Work out how many lines in the listing below include the word "Centraal"; answer with the number alone.

───── WORKING DATA

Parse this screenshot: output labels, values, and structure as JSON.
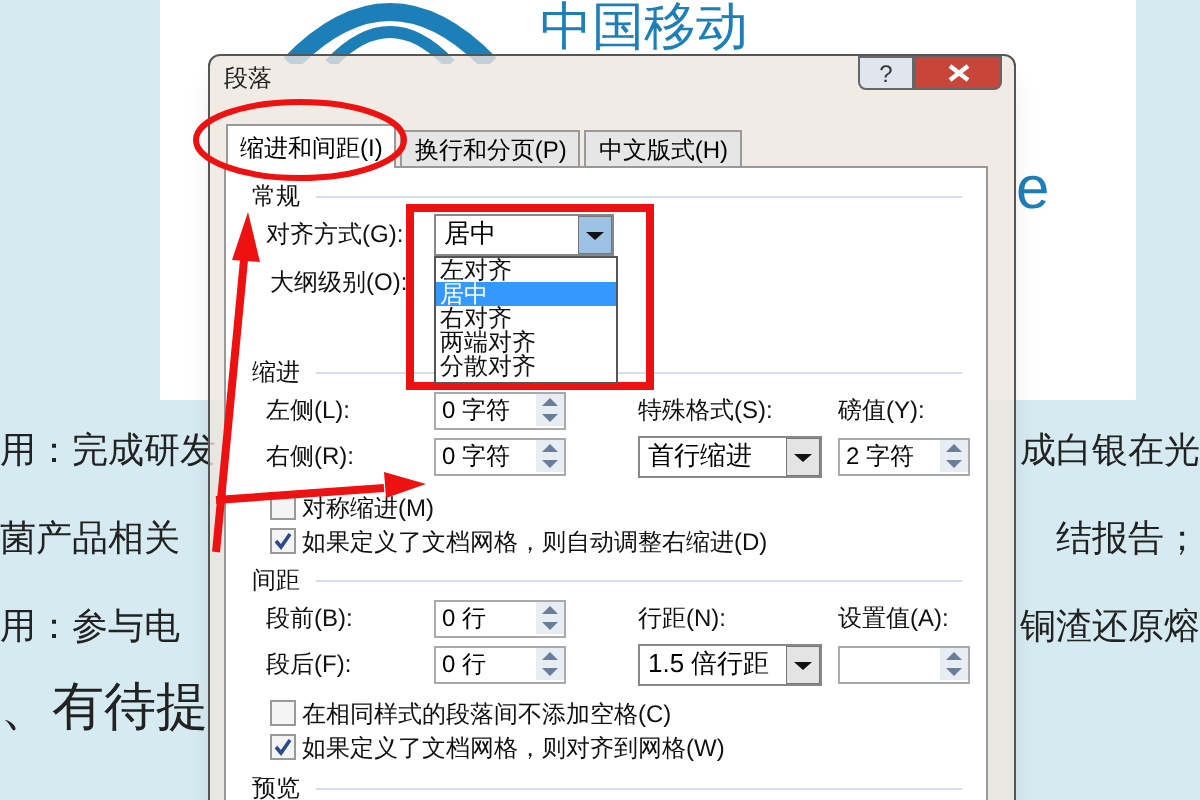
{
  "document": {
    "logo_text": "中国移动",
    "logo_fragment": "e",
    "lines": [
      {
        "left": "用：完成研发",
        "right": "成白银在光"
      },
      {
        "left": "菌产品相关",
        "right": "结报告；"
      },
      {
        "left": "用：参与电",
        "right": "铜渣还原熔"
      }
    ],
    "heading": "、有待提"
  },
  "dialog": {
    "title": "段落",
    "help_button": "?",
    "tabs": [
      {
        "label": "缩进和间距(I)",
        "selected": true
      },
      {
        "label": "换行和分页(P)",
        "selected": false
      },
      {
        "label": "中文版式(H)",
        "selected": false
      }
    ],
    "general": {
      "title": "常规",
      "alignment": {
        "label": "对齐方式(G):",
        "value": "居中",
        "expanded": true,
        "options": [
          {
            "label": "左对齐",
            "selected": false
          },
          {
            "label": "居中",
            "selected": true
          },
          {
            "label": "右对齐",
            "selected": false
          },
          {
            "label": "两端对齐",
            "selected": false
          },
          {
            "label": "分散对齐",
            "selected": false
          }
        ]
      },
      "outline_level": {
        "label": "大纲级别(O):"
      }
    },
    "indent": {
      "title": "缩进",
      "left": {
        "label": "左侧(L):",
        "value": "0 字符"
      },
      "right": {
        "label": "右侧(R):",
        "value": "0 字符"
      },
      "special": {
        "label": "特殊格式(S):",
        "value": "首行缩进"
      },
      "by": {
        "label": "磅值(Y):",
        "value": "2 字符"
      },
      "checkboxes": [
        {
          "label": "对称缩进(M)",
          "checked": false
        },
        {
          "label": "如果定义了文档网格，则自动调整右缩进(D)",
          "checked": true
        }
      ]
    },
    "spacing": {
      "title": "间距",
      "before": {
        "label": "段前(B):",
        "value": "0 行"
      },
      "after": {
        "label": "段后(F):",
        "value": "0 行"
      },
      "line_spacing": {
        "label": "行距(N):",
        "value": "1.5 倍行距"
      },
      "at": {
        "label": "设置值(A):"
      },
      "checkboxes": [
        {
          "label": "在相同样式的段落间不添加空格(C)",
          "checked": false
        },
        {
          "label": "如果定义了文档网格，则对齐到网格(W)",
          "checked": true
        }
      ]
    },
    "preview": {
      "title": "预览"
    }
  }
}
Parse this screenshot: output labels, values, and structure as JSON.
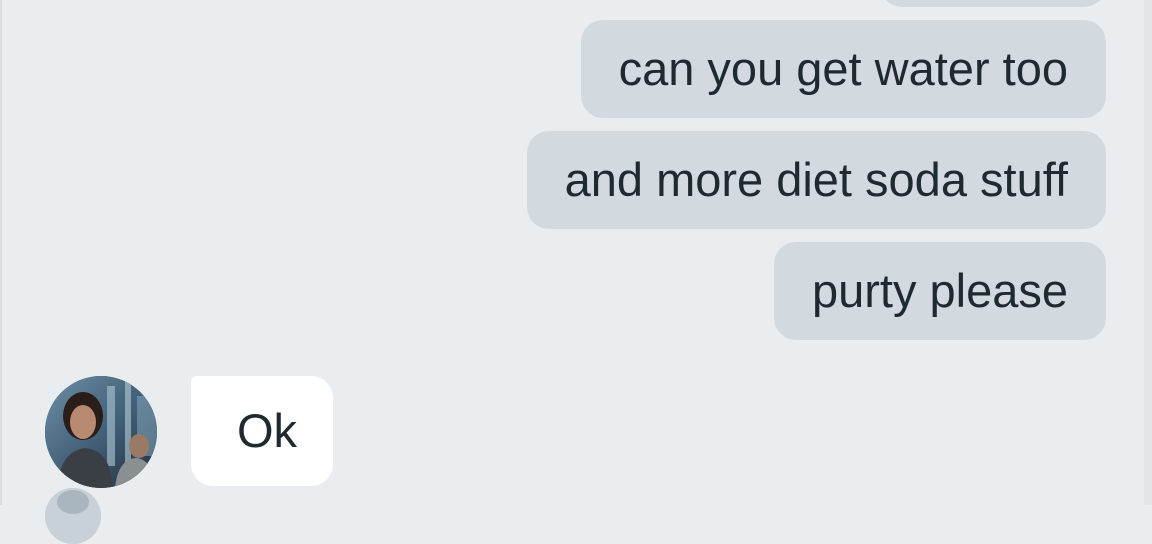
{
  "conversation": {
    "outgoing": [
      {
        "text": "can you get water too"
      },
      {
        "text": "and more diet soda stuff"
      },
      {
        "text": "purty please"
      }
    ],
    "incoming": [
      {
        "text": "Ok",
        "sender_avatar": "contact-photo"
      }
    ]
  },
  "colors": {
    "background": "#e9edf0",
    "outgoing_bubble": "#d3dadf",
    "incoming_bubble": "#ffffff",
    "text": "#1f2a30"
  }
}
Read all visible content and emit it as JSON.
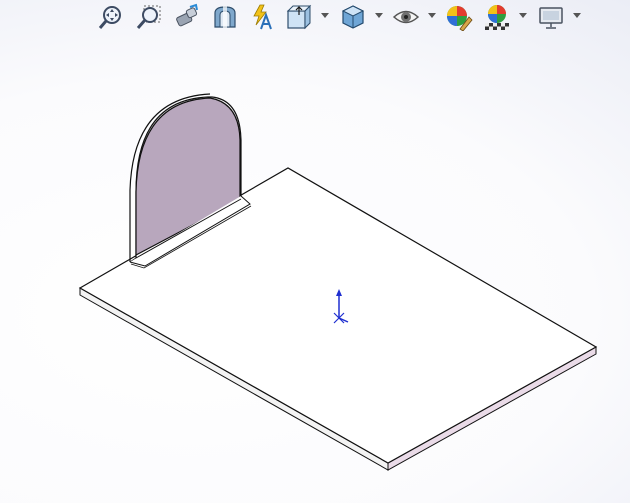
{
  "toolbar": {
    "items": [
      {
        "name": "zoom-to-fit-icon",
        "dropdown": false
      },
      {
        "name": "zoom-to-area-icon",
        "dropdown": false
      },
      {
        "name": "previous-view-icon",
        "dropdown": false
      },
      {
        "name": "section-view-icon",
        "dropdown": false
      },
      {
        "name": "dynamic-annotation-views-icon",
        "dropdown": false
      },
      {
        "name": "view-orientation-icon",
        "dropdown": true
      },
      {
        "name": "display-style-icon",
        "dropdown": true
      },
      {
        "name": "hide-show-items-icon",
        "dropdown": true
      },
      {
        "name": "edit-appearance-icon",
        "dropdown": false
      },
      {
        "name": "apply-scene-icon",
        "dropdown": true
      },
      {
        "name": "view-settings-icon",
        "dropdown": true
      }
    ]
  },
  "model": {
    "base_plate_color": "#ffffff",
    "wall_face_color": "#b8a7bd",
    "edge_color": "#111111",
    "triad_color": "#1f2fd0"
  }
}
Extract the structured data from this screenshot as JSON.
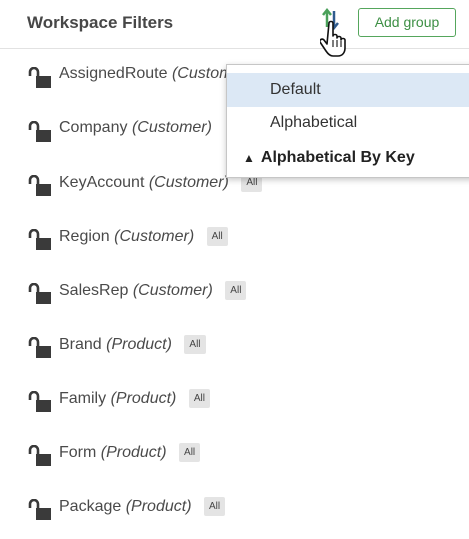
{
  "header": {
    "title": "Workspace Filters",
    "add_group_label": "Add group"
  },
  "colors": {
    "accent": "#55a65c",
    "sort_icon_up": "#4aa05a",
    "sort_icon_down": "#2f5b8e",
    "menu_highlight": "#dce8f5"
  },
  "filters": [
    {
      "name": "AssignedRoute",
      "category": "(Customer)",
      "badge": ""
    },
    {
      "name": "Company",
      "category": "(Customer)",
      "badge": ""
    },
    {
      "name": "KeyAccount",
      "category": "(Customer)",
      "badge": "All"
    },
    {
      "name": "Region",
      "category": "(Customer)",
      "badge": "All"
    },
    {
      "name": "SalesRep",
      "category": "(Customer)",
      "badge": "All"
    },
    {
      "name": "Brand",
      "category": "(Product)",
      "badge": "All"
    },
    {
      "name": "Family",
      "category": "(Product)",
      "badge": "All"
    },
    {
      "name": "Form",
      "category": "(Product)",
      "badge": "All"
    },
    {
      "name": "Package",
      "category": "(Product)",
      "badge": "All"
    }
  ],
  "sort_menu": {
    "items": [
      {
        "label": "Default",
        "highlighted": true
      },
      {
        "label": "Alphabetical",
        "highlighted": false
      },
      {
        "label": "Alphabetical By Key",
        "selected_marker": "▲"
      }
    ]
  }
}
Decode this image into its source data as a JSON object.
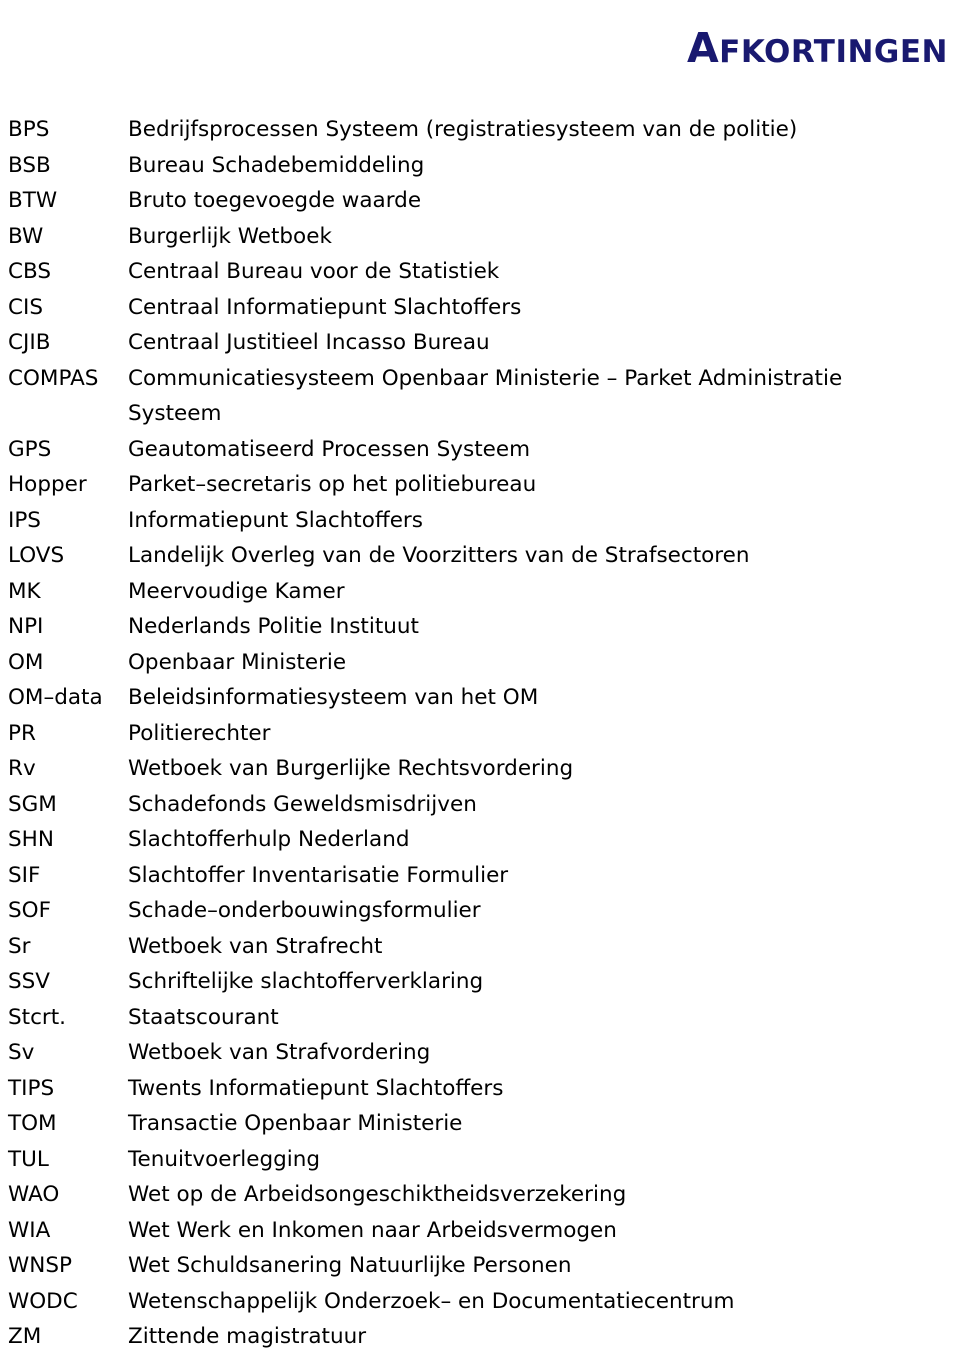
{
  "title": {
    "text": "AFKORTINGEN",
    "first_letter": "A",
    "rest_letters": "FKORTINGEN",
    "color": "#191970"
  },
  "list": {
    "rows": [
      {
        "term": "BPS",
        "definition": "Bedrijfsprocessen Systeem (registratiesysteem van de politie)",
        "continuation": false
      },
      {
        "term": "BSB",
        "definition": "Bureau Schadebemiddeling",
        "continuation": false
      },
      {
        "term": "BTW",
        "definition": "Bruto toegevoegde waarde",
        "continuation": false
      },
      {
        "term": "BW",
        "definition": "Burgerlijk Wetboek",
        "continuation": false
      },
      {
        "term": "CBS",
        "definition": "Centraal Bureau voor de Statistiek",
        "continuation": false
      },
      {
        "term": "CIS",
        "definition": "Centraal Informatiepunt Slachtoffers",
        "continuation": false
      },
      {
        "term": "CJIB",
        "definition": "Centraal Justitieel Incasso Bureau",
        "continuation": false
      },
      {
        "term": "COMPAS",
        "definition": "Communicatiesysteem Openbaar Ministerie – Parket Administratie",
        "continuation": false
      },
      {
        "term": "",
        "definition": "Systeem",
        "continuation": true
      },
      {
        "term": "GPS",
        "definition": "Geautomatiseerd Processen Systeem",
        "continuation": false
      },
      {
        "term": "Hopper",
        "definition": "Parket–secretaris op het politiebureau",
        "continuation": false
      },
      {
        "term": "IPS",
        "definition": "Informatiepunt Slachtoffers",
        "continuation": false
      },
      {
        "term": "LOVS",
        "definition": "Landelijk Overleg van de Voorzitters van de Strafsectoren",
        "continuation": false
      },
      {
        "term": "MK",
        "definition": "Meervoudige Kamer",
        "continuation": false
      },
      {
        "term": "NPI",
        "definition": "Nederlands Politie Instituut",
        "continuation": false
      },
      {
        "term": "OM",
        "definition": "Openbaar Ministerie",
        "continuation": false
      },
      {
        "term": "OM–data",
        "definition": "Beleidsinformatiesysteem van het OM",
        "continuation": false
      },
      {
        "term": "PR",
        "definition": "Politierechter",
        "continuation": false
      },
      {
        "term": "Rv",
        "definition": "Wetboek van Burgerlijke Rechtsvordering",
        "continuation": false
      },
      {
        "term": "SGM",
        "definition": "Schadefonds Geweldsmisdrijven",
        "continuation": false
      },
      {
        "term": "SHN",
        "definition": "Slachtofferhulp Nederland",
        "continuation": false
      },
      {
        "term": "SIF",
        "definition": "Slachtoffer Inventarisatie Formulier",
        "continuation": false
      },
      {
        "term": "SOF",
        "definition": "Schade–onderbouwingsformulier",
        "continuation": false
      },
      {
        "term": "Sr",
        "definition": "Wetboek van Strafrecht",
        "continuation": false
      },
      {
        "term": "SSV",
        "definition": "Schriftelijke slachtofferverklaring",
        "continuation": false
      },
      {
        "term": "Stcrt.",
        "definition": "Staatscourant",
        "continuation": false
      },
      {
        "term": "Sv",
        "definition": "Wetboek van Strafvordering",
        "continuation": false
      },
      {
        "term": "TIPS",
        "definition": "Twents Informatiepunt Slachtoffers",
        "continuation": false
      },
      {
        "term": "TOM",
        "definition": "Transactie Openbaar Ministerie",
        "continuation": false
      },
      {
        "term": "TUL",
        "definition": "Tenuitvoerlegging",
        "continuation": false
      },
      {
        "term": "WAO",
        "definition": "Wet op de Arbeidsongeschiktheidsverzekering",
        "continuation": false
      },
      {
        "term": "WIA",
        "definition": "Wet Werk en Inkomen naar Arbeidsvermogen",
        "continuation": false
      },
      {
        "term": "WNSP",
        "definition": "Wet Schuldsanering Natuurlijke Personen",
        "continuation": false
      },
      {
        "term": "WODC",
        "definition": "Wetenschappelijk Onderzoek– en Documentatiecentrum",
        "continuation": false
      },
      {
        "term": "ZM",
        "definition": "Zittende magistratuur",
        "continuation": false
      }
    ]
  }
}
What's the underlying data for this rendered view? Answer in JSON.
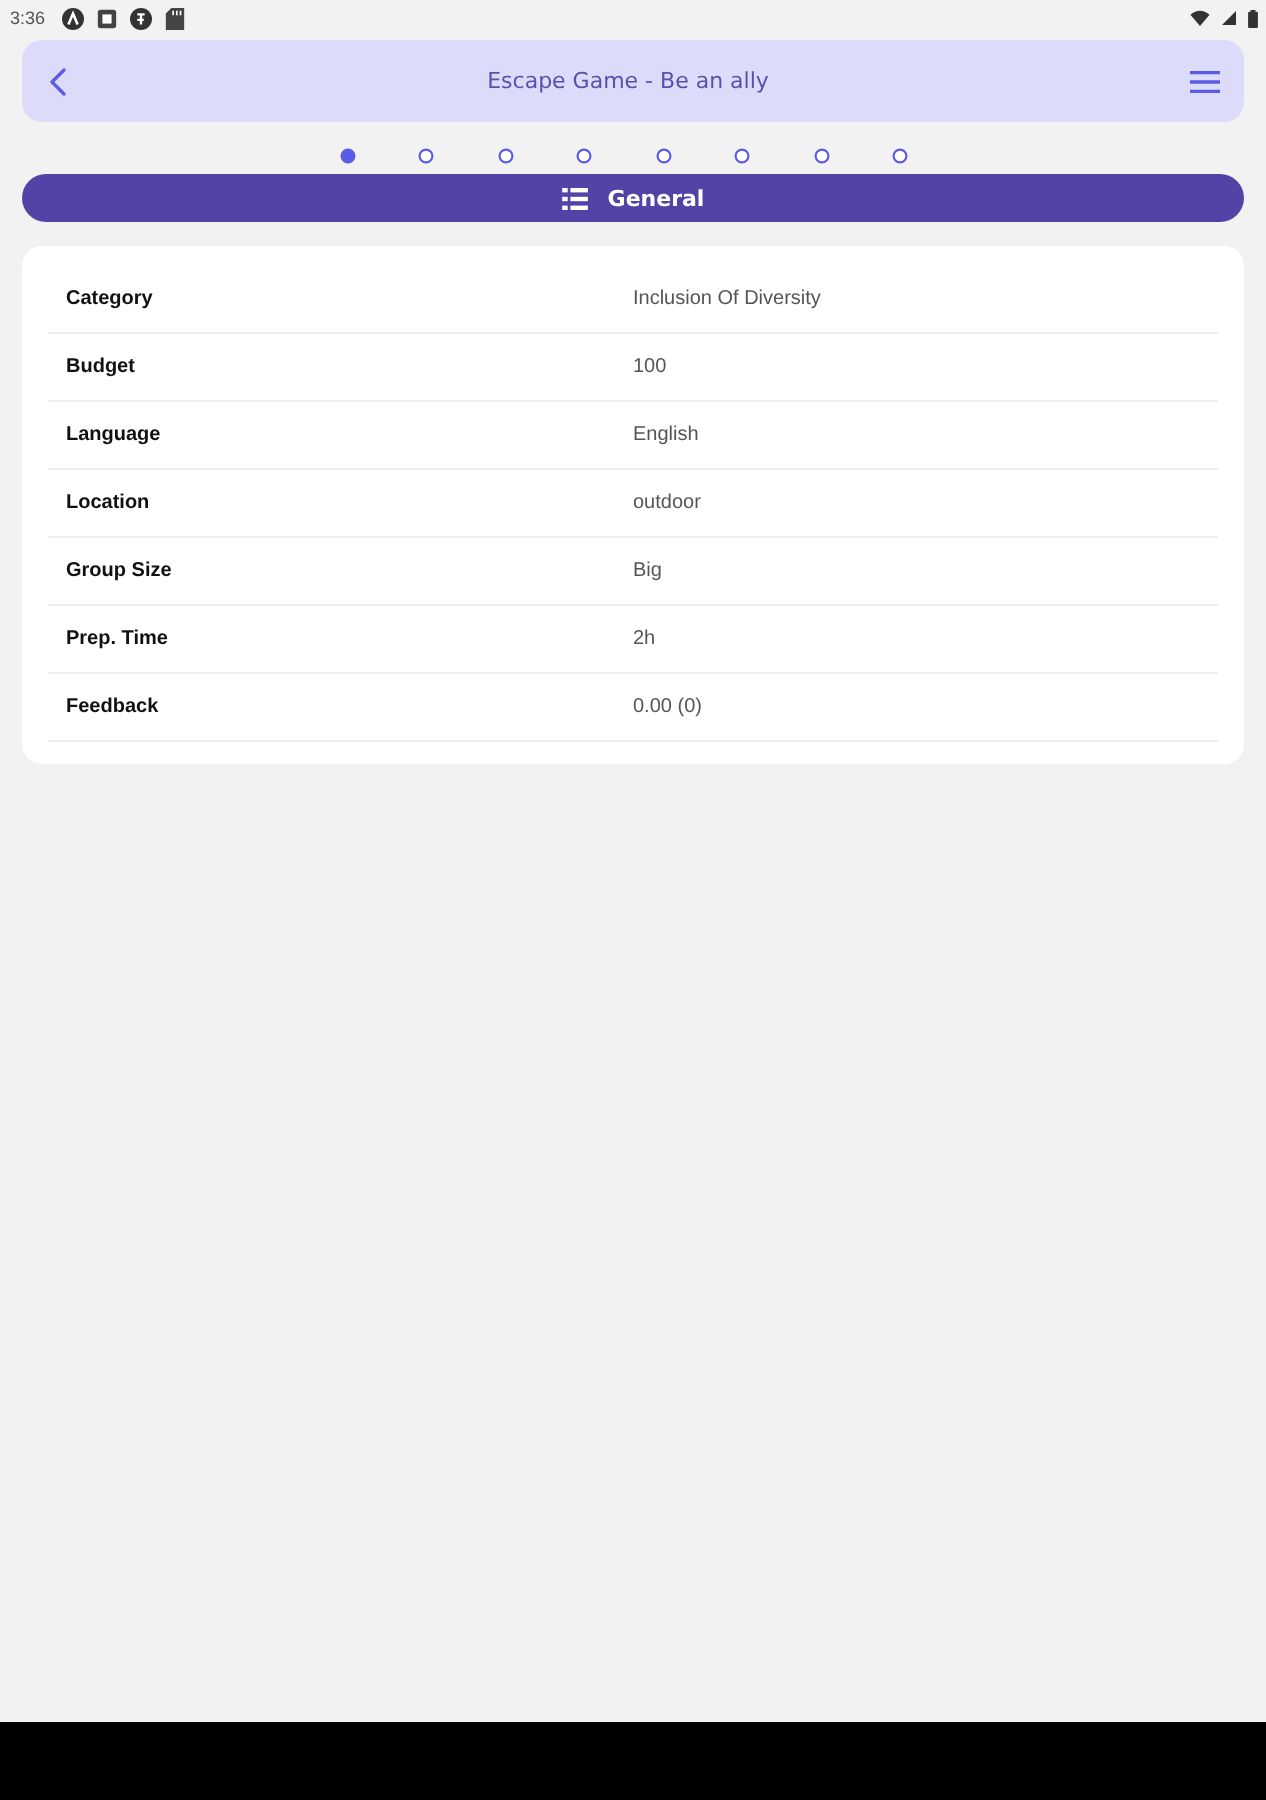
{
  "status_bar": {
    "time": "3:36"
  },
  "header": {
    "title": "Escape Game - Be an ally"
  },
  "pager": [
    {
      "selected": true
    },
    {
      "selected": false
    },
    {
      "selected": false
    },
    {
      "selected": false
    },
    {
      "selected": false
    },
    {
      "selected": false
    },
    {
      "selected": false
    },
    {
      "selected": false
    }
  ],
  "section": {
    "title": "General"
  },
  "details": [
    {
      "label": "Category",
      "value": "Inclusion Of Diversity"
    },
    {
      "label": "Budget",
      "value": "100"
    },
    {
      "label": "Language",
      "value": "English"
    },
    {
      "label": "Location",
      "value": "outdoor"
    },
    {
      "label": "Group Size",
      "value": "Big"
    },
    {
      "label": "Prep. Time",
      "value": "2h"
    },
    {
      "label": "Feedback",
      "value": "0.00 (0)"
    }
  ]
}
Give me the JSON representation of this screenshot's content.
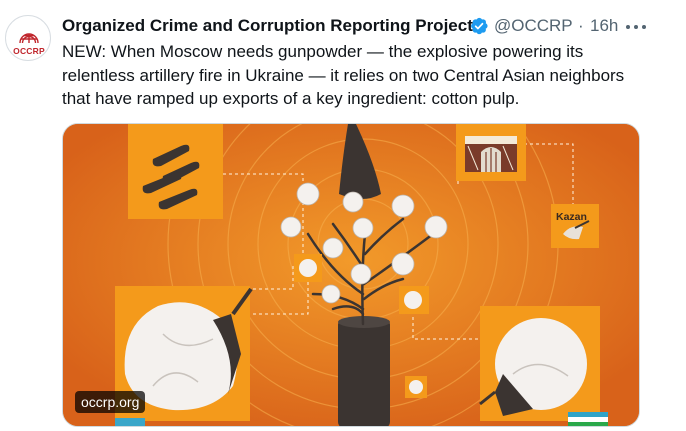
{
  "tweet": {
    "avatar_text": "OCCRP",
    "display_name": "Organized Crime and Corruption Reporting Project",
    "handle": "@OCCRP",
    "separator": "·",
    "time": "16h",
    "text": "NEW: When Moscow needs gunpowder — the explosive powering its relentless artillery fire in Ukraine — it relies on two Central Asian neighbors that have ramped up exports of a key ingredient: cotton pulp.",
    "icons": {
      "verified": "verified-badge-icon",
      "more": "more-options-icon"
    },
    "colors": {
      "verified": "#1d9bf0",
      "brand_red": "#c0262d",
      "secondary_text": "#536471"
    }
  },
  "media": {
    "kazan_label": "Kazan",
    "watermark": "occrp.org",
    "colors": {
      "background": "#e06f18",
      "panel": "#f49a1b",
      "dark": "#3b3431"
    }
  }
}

──────────

# ANSWER FOR THIS EXERCISE
3